*Brief*. Print all entries word for word.

[start Provided material]

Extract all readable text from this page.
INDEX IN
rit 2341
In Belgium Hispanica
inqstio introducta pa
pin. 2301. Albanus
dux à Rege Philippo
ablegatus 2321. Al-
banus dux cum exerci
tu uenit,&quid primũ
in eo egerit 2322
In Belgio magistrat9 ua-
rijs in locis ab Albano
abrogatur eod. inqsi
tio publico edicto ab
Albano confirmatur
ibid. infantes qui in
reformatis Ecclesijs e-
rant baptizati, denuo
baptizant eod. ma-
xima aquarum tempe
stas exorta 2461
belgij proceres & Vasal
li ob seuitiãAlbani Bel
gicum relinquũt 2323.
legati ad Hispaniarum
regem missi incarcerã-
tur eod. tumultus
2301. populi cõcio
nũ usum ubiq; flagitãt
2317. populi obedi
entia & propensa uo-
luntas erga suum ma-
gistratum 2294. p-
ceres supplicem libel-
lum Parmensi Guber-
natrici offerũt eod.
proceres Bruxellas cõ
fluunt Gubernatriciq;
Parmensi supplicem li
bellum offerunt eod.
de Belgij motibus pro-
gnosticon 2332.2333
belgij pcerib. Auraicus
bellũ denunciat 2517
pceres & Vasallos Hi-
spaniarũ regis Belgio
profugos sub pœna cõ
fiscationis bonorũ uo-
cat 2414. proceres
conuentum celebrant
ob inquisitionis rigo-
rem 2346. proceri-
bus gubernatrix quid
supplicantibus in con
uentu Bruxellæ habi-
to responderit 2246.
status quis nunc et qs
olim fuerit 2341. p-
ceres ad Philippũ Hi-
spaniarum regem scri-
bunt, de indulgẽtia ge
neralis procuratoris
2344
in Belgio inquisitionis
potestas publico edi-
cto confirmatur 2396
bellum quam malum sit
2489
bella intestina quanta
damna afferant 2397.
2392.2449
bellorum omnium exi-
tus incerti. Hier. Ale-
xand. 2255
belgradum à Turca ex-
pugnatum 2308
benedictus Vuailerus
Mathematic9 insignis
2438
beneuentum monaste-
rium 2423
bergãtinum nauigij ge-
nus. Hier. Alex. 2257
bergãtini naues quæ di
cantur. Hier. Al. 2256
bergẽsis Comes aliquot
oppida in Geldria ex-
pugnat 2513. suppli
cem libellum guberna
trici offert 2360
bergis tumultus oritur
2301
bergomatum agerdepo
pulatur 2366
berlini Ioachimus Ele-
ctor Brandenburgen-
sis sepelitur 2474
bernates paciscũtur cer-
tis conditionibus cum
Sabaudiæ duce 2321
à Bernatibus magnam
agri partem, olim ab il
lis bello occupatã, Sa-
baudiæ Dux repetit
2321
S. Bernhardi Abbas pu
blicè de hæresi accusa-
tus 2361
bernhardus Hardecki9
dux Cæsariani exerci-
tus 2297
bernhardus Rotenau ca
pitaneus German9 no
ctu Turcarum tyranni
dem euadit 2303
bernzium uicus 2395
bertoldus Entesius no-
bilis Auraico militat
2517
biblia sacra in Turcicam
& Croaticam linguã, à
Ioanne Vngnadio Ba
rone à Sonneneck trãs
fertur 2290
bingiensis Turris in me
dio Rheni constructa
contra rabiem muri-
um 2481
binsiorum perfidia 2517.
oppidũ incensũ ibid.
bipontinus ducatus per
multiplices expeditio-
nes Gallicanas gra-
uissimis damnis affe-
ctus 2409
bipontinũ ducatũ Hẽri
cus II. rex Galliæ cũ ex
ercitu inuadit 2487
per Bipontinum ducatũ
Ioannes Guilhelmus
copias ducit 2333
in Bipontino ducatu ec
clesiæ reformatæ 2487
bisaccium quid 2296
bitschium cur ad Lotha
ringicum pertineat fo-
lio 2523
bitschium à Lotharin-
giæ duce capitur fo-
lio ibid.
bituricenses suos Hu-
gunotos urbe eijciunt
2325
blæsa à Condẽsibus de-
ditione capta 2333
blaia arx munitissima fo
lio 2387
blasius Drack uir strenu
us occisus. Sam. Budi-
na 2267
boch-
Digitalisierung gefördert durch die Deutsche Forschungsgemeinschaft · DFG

[end Provided material]

*Reply to the task*.
Extract all readable text from this page.
INDEX IN
rit 2341
In Belgium Hispanica
inqstio introducta pa
pin. 2301. Albanus
dux à Rege Philippo
ablegatus 2321. Al-
banus dux cum exerci
tu uenit,&quid primũ
in eo egerit 2322
In Belgio magistrat9 ua-
rijs in locis ab Albano
abrogatur eod. inqsi
tio publico edicto ab
Albano confirmatur
ibid. infantes qui in
reformatis Ecclesijs e-
rant baptizati, denuo
baptizant eod. ma-
xima aquarum tempe
stas exorta 2461
belgij proceres & Vasal
li ob seuitiãAlbani Bel
gicum relinquũt 2323.
legati ad Hispaniarum
regem missi incarcerã-
tur eod. tumultus
2301. populi cõcio
nũ usum ubiq; flagitãt
2317. populi obedi
entia & propensa uo-
luntas erga suum ma-
gistratum 2294. p-
ceres supplicem libel-
lum Parmensi Guber-
natrici offerũt eod.
proceres Bruxellas cõ
fluunt Gubernatriciq;
Parmensi supplicem li
bellum offerunt eod.
de Belgij motibus pro-
gnosticon 2332.2333
belgij pcerib. Auraicus
bellũ denunciat 2517
pceres & Vasallos Hi-
spaniarũ regis Belgio
profugos sub pœna cõ
fiscationis bonorũ uo-
cat 2414. proceres
conuentum celebrant
ob inquisitionis rigo-
rem 2346. proceri-
bus gubernatrix quid
supplicantibus in con
uentu Bruxellæ habi-
to responderit 2246.
status quis nunc et qs
olim fuerit 2341. p-
ceres ad Philippũ Hi-
spaniarum regem scri-
bunt, de indulgẽtia ge
neralis procuratoris
2344
in Belgio inquisitionis
potestas publico edi-
cto confirmatur 2396
bellum quam malum sit
2489
bella intestina quanta
damna afferant 2397.
2392.2449
bellorum omnium exi-
tus incerti. Hier. Ale-
xand. 2255
belgradum à Turca ex-
pugnatum 2308
benedictus Vuailerus
Mathematic9 insignis
2438
beneuentum monaste-
rium 2423
bergãtinum nauigij ge-
nus. Hier. Alex. 2257
bergãtini naues quæ di
cantur. Hier. Al. 2256
bergẽsis Comes aliquot
oppida in Geldria ex-
pugnat 2513. suppli
cem libellum guberna
trici offert 2360
bergis tumultus oritur
2301
bergomatum agerdepo
pulatur 2366
berlini Ioachimus Ele-
ctor Brandenburgen-
sis sepelitur 2474
bernates paciscũtur cer-
tis conditionibus cum
Sabaudiæ duce 2321
à Bernatibus magnam
agri partem, olim ab il
lis bello occupatã, Sa-
baudiæ Dux repetit
2321
S. Bernhardi Abbas pu
blicè de hæresi accusa-
tus 2361
bernhardus Hardecki9
dux Cæsariani exerci-
tus 2297
bernhardus Rotenau ca
pitaneus German9 no
ctu Turcarum tyranni
dem euadit 2303
bernzium uicus 2395
bertoldus Entesius no-
bilis Auraico militat
2517
biblia sacra in Turcicam
& Croaticam linguã, à
Ioanne Vngnadio Ba
rone à Sonneneck trãs
fertur 2290
bingiensis Turris in me
dio Rheni constructa
contra rabiem muri-
um 2481
binsiorum perfidia 2517.
oppidũ incensũ ibid.
bipontinus ducatus per
multiplices expeditio-
nes Gallicanas gra-
uissimis damnis affe-
ctus 2409
bipontinũ ducatũ Hẽri
cus II. rex Galliæ cũ ex
ercitu inuadit 2487
per Bipontinum ducatũ
Ioannes Guilhelmus
copias ducit 2333
in Bipontino ducatu ec
clesiæ reformatæ 2487
bisaccium quid 2296
bitschium cur ad Lotha
ringicum pertineat fo-
lio 2523
bitschium à Lotharin-
giæ duce capitur fo-
lio ibid.
bituricenses suos Hu-
gunotos urbe eijciunt
2325
blæsa à Condẽsibus de-
ditione capta 2333
blaia arx munitissima fo
lio 2387
blasius Drack uir strenu
us occisus. Sam. Budi-
na 2267
boch-
Digitalisierung gefördert durch die Deutsche Forschungsgemeinschaft · DFG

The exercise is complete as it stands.